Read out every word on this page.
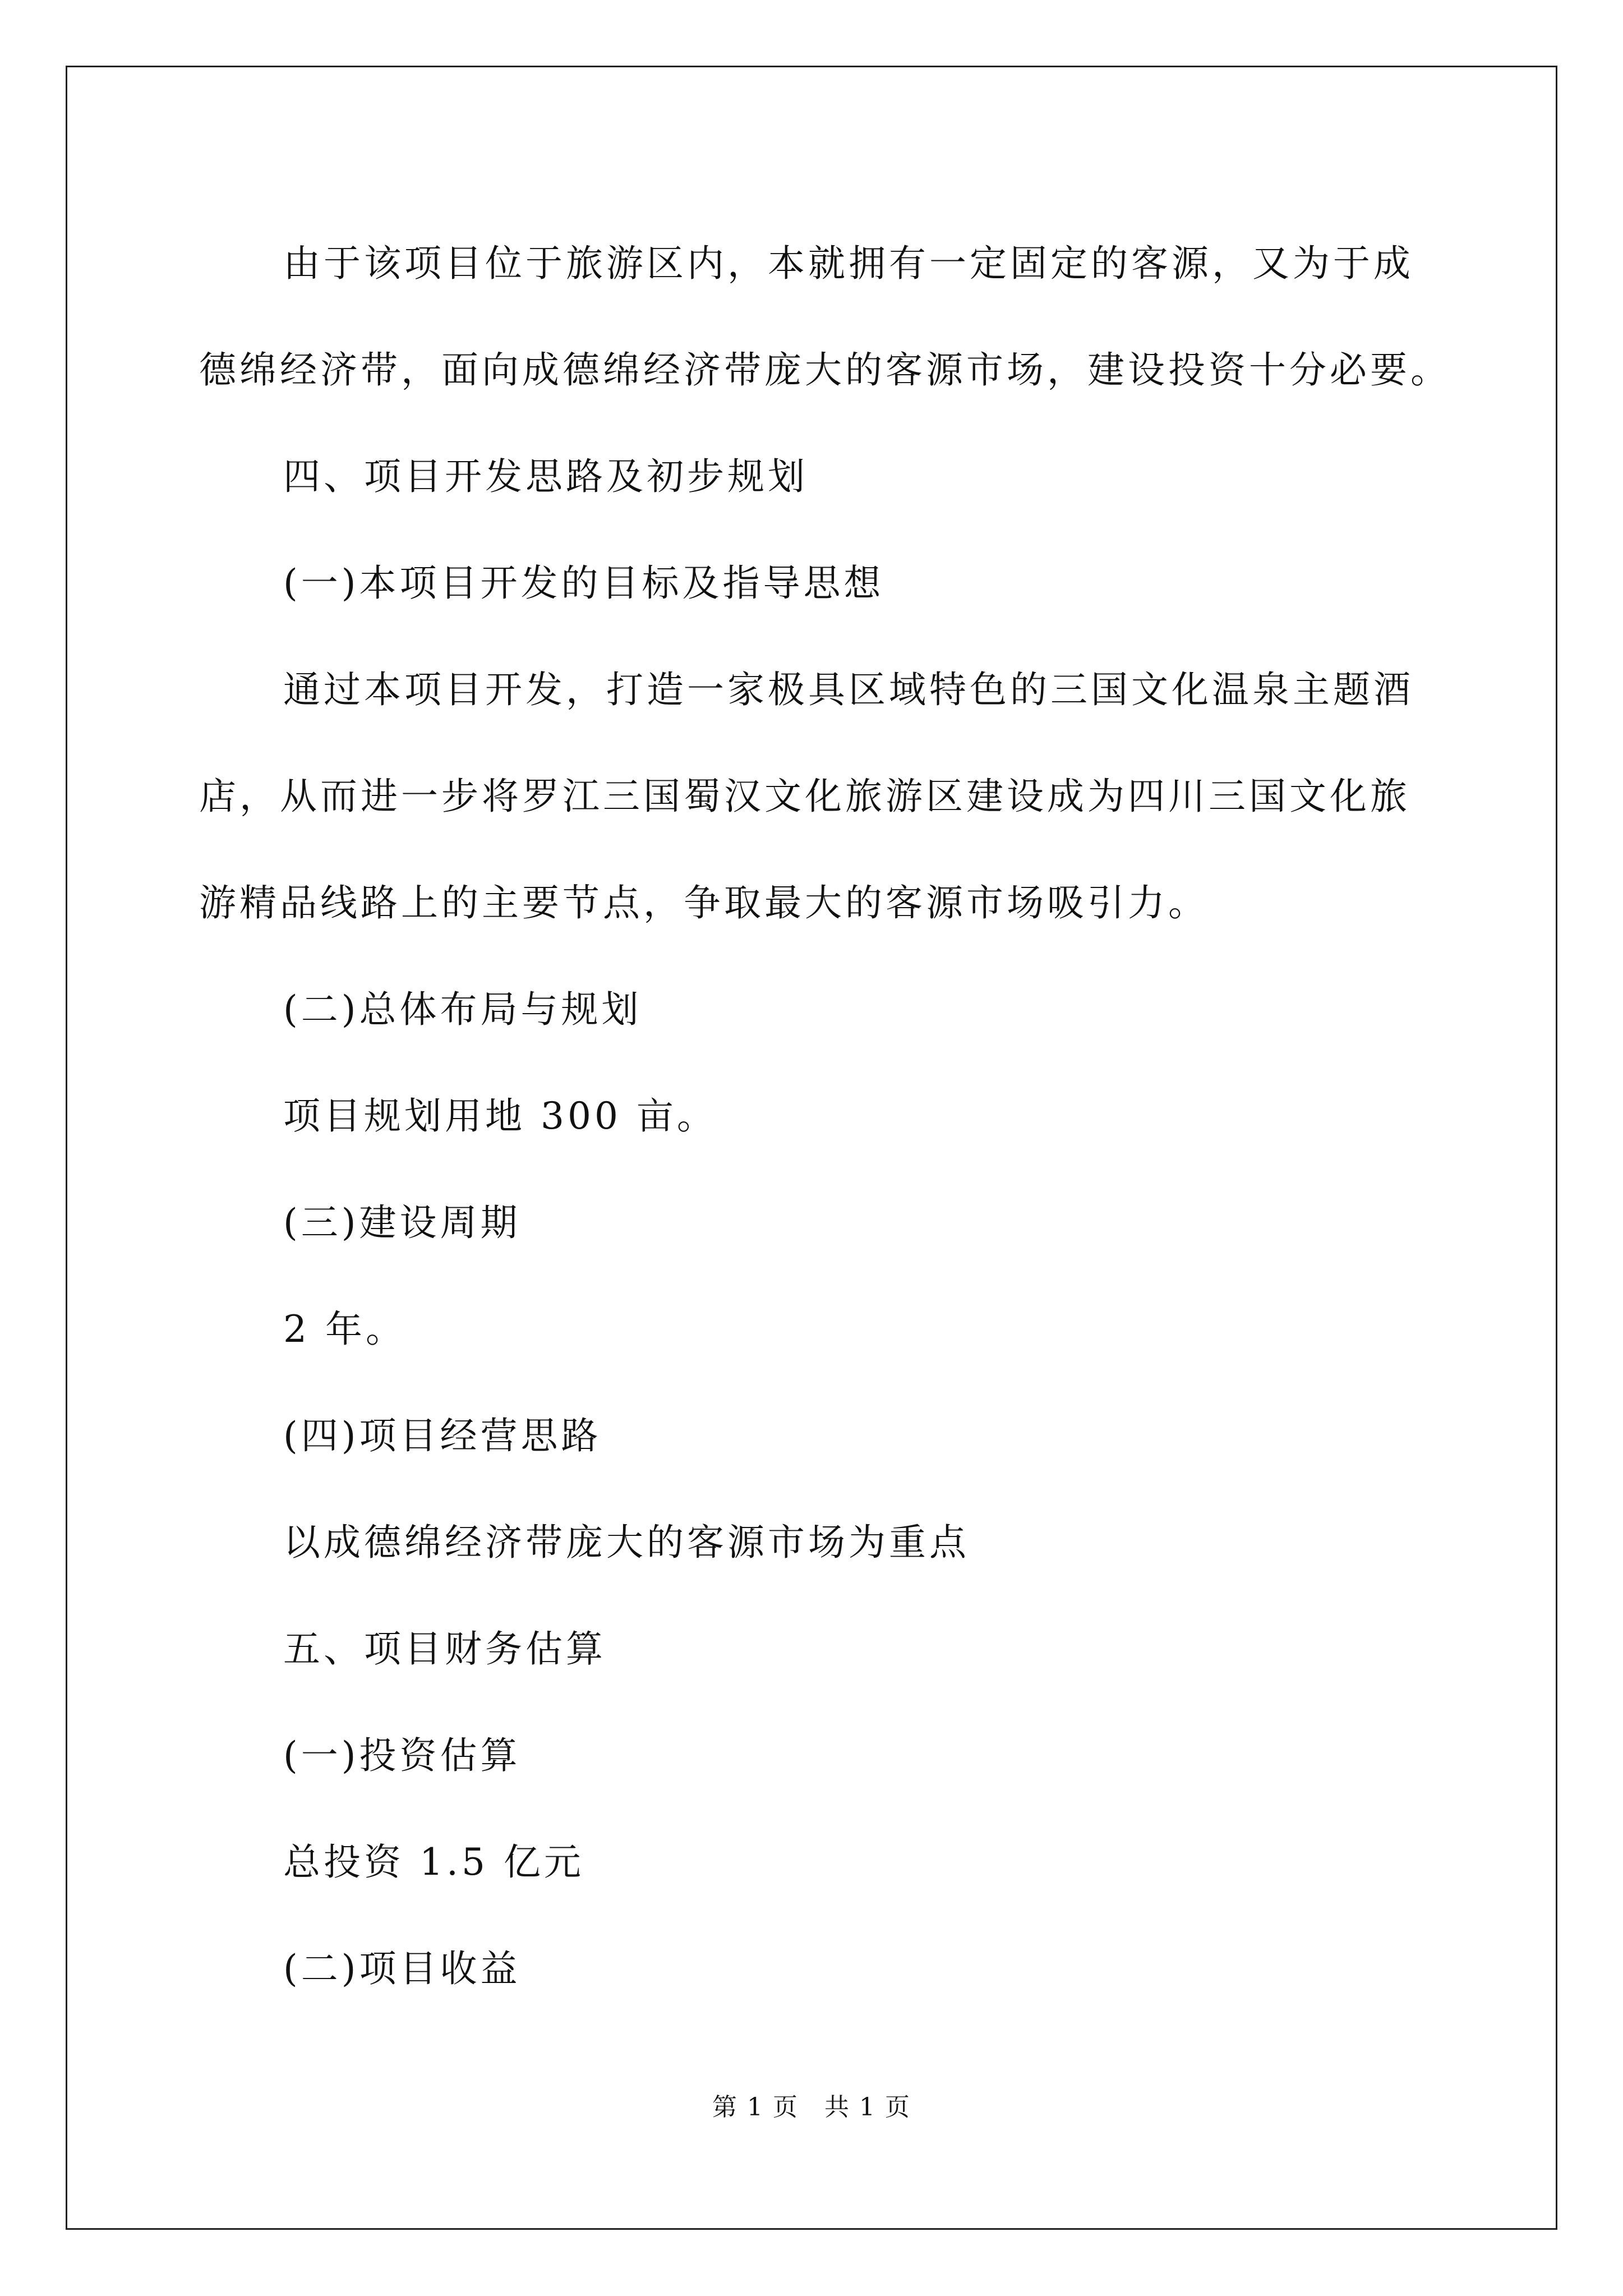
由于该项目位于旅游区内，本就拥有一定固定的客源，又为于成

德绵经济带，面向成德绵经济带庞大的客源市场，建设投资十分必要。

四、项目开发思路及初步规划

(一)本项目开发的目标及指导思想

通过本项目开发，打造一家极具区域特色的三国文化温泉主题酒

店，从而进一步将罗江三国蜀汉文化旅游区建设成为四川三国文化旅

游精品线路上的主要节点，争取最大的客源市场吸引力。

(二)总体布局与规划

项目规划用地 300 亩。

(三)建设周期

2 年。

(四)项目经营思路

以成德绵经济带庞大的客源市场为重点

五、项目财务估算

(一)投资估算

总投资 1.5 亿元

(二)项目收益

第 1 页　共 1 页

* * * * *

* _YOUR TASK_
Quote every entry exactly, with the pictures omitted.

* _ANSWER TO THE EXERCISE_
Read out every word on this page.
由于该项目位于旅游区内，本就拥有一定固定的客源，又为于成

德绵经济带，面向成德绵经济带庞大的客源市场，建设投资十分必要。

四、项目开发思路及初步规划

(一)本项目开发的目标及指导思想

通过本项目开发，打造一家极具区域特色的三国文化温泉主题酒

店，从而进一步将罗江三国蜀汉文化旅游区建设成为四川三国文化旅

游精品线路上的主要节点，争取最大的客源市场吸引力。

(二)总体布局与规划

项目规划用地 300 亩。

(三)建设周期

2 年。

(四)项目经营思路

以成德绵经济带庞大的客源市场为重点

五、项目财务估算

(一)投资估算

总投资 1.5 亿元

(二)项目收益

第 1 页　共 1 页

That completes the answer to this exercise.